Repeat every line of the material, character for character.

Start of Available records

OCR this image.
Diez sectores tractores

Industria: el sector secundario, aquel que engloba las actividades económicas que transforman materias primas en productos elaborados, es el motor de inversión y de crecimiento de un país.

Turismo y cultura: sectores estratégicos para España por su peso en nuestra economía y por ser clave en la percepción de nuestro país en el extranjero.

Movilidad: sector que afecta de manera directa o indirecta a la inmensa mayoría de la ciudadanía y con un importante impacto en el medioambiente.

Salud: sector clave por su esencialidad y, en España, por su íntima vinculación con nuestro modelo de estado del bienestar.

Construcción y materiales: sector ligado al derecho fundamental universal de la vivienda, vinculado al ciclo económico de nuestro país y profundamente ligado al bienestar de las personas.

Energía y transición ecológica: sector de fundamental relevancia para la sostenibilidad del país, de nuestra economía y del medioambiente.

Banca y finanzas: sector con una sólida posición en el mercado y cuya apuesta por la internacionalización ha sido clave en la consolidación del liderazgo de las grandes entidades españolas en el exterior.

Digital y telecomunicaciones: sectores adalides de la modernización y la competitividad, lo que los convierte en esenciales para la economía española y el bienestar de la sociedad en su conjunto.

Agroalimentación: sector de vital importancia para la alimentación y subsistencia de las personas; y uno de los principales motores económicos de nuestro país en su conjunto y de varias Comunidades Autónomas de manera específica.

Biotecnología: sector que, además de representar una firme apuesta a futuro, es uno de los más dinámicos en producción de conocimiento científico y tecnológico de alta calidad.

End of Available records

Reply to the task:
OCR this image.
Diez sectores tractores

Industria: el sector secundario, aquel que engloba las actividades económicas que transforman materias primas en productos elaborados, es el motor de inversión y de crecimiento de un país.

Turismo y cultura: sectores estratégicos para España por su peso en nuestra economía y por ser clave en la percepción de nuestro país en el extranjero.

Movilidad: sector que afecta de manera directa o indirecta a la inmensa mayoría de la ciudadanía y con un importante impacto en el medioambiente.

Salud: sector clave por su esencialidad y, en España, por su íntima vinculación con nuestro modelo de estado del bienestar.

Construcción y materiales: sector ligado al derecho fundamental universal de la vivienda, vinculado al ciclo económico de nuestro país y profundamente ligado al bienestar de las personas.

Energía y transición ecológica: sector de fundamental relevancia para la sostenibilidad del país, de nuestra economía y del medioambiente.

Banca y finanzas: sector con una sólida posición en el mercado y cuya apuesta por la internacionalización ha sido clave en la consolidación del liderazgo de las grandes entidades españolas en el exterior.

Digital y telecomunicaciones: sectores adalides de la modernización y la competitividad, lo que los convierte en esenciales para la economía española y el bienestar de la sociedad en su conjunto.

Agroalimentación: sector de vital importancia para la alimentación y subsistencia de las personas; y uno de los principales motores económicos de nuestro país en su conjunto y de varias Comunidades Autónomas de manera específica.

Biotecnología: sector que, además de representar una firme apuesta a futuro, es uno de los más dinámicos en producción de conocimiento científico y tecnológico de alta calidad.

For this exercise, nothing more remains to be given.